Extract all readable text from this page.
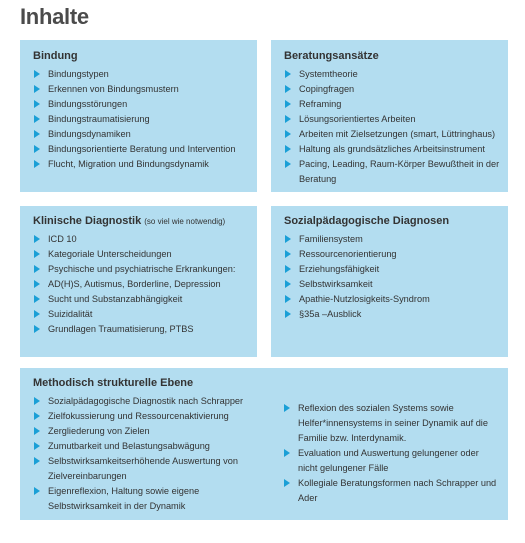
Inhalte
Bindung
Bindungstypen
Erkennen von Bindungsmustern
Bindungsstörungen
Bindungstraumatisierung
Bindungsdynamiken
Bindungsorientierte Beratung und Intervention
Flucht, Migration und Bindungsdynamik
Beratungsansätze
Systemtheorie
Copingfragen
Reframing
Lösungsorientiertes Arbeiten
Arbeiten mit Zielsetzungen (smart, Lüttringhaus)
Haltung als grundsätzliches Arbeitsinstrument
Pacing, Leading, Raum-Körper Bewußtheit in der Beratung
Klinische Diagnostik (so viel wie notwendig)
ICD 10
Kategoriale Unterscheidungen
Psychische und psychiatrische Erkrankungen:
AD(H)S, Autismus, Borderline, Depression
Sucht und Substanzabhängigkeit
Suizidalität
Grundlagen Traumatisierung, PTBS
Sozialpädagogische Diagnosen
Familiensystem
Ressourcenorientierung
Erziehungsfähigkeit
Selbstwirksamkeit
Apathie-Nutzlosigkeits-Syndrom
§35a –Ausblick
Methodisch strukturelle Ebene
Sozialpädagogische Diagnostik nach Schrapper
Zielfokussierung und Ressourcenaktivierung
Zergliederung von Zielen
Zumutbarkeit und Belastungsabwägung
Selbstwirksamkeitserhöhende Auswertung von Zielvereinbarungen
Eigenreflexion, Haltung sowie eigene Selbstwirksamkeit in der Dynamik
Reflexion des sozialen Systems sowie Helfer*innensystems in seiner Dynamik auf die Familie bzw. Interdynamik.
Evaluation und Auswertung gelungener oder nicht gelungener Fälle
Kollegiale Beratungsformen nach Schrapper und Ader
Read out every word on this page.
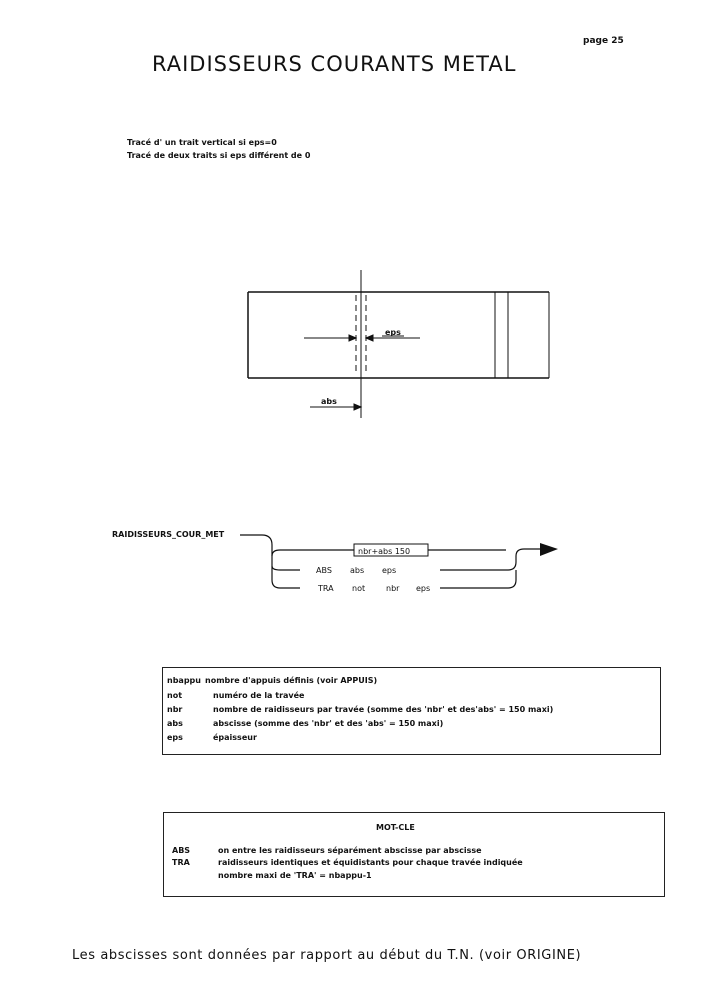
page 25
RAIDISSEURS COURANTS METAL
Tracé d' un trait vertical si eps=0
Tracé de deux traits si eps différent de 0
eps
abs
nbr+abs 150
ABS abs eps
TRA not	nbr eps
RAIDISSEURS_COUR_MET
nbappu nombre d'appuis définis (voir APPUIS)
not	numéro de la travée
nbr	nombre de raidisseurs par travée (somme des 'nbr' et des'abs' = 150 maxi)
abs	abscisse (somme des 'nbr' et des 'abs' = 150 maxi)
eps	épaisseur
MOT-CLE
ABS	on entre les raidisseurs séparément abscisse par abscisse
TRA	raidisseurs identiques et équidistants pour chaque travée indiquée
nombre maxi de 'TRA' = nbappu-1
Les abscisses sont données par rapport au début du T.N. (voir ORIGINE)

Problem to work on: Locate "Read out every word on this page." in the listing above, then print exactly the lines from that line through the final one, omitting all pictures.

Correct answer:
Read out every word on this page.
page 25
RAIDISSEURS COURANTS METAL
Tracé d' un trait vertical si eps=0
Tracé de deux traits si eps différent de 0
eps
abs
nbr+abs 150
ABS abs eps
TRA not	nbr eps
RAIDISSEURS_COUR_MET
nbappu nombre d'appuis définis (voir APPUIS)
not	numéro de la travée
nbr	nombre de raidisseurs par travée (somme des 'nbr' et des'abs' = 150 maxi)
abs	abscisse (somme des 'nbr' et des 'abs' = 150 maxi)
eps	épaisseur
MOT-CLE
ABS	on entre les raidisseurs séparément abscisse par abscisse
TRA	raidisseurs identiques et équidistants pour chaque travée indiquée
nombre maxi de 'TRA' = nbappu-1
Les abscisses sont données par rapport au début du T.N. (voir ORIGINE)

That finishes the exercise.